Data to use ▸

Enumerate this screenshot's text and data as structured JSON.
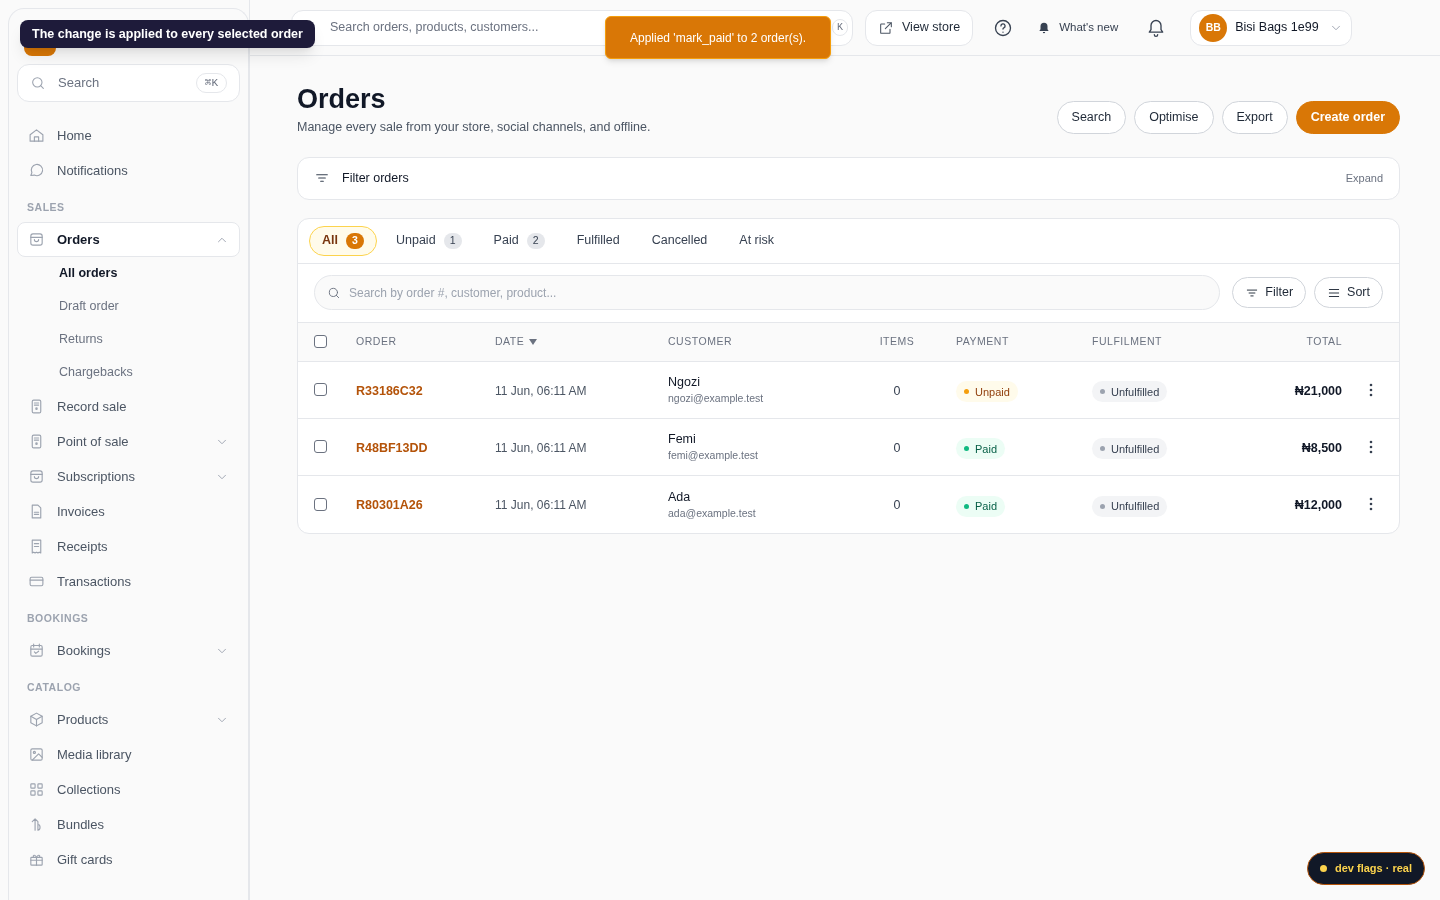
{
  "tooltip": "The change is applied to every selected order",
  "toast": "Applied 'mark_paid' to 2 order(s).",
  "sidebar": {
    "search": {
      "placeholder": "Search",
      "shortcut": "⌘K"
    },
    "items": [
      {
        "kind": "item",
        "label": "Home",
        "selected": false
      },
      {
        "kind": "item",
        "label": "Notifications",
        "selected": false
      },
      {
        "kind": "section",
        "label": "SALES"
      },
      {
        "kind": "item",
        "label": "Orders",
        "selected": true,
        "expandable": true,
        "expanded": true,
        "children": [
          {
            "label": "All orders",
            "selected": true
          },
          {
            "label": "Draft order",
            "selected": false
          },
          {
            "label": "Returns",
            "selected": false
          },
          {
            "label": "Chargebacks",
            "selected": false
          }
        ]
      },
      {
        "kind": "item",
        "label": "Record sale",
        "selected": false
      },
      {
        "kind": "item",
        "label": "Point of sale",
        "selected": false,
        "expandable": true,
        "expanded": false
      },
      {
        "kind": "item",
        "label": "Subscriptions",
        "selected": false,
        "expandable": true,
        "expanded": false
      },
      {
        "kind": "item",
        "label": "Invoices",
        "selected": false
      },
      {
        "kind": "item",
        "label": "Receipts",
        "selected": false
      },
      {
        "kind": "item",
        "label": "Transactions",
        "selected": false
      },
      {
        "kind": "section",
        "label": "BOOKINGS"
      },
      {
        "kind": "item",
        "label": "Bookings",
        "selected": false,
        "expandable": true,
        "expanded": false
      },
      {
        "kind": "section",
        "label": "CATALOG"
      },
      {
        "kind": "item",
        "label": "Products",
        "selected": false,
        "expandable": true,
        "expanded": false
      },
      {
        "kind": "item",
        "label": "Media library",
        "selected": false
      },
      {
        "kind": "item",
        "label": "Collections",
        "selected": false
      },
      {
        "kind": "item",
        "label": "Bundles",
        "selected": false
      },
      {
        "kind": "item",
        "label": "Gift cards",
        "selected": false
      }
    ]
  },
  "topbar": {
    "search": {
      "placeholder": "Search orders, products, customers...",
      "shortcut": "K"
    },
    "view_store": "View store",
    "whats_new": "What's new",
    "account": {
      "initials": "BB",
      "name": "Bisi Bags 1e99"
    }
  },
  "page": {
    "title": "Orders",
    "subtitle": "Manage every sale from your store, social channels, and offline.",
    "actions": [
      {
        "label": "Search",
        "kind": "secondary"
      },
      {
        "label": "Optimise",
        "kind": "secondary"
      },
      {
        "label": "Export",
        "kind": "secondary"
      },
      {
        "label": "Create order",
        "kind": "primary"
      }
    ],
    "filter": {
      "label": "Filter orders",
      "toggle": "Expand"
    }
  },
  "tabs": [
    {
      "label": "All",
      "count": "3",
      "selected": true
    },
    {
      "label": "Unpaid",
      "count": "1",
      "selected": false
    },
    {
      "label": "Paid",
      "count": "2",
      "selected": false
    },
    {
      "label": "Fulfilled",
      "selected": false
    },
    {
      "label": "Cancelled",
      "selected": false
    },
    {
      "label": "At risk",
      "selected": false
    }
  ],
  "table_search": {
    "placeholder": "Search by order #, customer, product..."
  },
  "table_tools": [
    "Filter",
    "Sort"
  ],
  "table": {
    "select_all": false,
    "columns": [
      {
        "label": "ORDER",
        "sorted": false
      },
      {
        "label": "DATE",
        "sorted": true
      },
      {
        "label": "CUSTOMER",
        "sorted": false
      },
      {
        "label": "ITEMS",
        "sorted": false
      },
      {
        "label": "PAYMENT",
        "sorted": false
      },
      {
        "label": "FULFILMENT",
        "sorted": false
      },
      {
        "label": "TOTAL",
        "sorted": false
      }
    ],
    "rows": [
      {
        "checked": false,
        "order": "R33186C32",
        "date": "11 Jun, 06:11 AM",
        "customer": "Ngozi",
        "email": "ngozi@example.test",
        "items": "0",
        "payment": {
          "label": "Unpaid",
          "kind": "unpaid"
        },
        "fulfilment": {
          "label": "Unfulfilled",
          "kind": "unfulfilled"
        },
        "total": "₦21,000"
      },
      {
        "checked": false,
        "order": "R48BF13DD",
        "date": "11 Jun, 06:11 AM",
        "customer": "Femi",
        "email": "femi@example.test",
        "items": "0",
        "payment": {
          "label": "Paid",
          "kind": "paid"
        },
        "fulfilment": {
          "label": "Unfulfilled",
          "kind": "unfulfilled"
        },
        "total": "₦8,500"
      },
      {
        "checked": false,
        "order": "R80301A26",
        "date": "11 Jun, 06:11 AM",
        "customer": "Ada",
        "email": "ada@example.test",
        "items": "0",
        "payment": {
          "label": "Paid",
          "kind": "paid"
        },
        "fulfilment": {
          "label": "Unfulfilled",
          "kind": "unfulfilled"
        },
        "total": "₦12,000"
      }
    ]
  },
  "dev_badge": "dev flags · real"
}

What is expected ▸ Restate the data above word for word. Do not include the images.

Response below ▸
Enumerate this screenshot's text and data as structured JSON.
{
  "tooltip": "The change is applied to every selected order",
  "toast": "Applied 'mark_paid' to 2 order(s).",
  "sidebar": {
    "search": {
      "placeholder": "Search",
      "shortcut": "⌘K"
    },
    "items": [
      {
        "kind": "item",
        "label": "Home",
        "selected": false
      },
      {
        "kind": "item",
        "label": "Notifications",
        "selected": false
      },
      {
        "kind": "section",
        "label": "SALES"
      },
      {
        "kind": "item",
        "label": "Orders",
        "selected": true,
        "expandable": true,
        "expanded": true,
        "children": [
          {
            "label": "All orders",
            "selected": true
          },
          {
            "label": "Draft order",
            "selected": false
          },
          {
            "label": "Returns",
            "selected": false
          },
          {
            "label": "Chargebacks",
            "selected": false
          }
        ]
      },
      {
        "kind": "item",
        "label": "Record sale",
        "selected": false
      },
      {
        "kind": "item",
        "label": "Point of sale",
        "selected": false,
        "expandable": true,
        "expanded": false
      },
      {
        "kind": "item",
        "label": "Subscriptions",
        "selected": false,
        "expandable": true,
        "expanded": false
      },
      {
        "kind": "item",
        "label": "Invoices",
        "selected": false
      },
      {
        "kind": "item",
        "label": "Receipts",
        "selected": false
      },
      {
        "kind": "item",
        "label": "Transactions",
        "selected": false
      },
      {
        "kind": "section",
        "label": "BOOKINGS"
      },
      {
        "kind": "item",
        "label": "Bookings",
        "selected": false,
        "expandable": true,
        "expanded": false
      },
      {
        "kind": "section",
        "label": "CATALOG"
      },
      {
        "kind": "item",
        "label": "Products",
        "selected": false,
        "expandable": true,
        "expanded": false
      },
      {
        "kind": "item",
        "label": "Media library",
        "selected": false
      },
      {
        "kind": "item",
        "label": "Collections",
        "selected": false
      },
      {
        "kind": "item",
        "label": "Bundles",
        "selected": false
      },
      {
        "kind": "item",
        "label": "Gift cards",
        "selected": false
      }
    ]
  },
  "topbar": {
    "search": {
      "placeholder": "Search orders, products, customers...",
      "shortcut": "K"
    },
    "view_store": "View store",
    "whats_new": "What's new",
    "account": {
      "initials": "BB",
      "name": "Bisi Bags 1e99"
    }
  },
  "page": {
    "title": "Orders",
    "subtitle": "Manage every sale from your store, social channels, and offline.",
    "actions": [
      {
        "label": "Search",
        "kind": "secondary"
      },
      {
        "label": "Optimise",
        "kind": "secondary"
      },
      {
        "label": "Export",
        "kind": "secondary"
      },
      {
        "label": "Create order",
        "kind": "primary"
      }
    ],
    "filter": {
      "label": "Filter orders",
      "toggle": "Expand"
    }
  },
  "tabs": [
    {
      "label": "All",
      "count": "3",
      "selected": true
    },
    {
      "label": "Unpaid",
      "count": "1",
      "selected": false
    },
    {
      "label": "Paid",
      "count": "2",
      "selected": false
    },
    {
      "label": "Fulfilled",
      "selected": false
    },
    {
      "label": "Cancelled",
      "selected": false
    },
    {
      "label": "At risk",
      "selected": false
    }
  ],
  "table_search": {
    "placeholder": "Search by order #, customer, product..."
  },
  "table_tools": [
    "Filter",
    "Sort"
  ],
  "table": {
    "select_all": false,
    "columns": [
      {
        "label": "ORDER",
        "sorted": false
      },
      {
        "label": "DATE",
        "sorted": true
      },
      {
        "label": "CUSTOMER",
        "sorted": false
      },
      {
        "label": "ITEMS",
        "sorted": false
      },
      {
        "label": "PAYMENT",
        "sorted": false
      },
      {
        "label": "FULFILMENT",
        "sorted": false
      },
      {
        "label": "TOTAL",
        "sorted": false
      }
    ],
    "rows": [
      {
        "checked": false,
        "order": "R33186C32",
        "date": "11 Jun, 06:11 AM",
        "customer": "Ngozi",
        "email": "ngozi@example.test",
        "items": "0",
        "payment": {
          "label": "Unpaid",
          "kind": "unpaid"
        },
        "fulfilment": {
          "label": "Unfulfilled",
          "kind": "unfulfilled"
        },
        "total": "₦21,000"
      },
      {
        "checked": false,
        "order": "R48BF13DD",
        "date": "11 Jun, 06:11 AM",
        "customer": "Femi",
        "email": "femi@example.test",
        "items": "0",
        "payment": {
          "label": "Paid",
          "kind": "paid"
        },
        "fulfilment": {
          "label": "Unfulfilled",
          "kind": "unfulfilled"
        },
        "total": "₦8,500"
      },
      {
        "checked": false,
        "order": "R80301A26",
        "date": "11 Jun, 06:11 AM",
        "customer": "Ada",
        "email": "ada@example.test",
        "items": "0",
        "payment": {
          "label": "Paid",
          "kind": "paid"
        },
        "fulfilment": {
          "label": "Unfulfilled",
          "kind": "unfulfilled"
        },
        "total": "₦12,000"
      }
    ]
  },
  "dev_badge": "dev flags · real"
}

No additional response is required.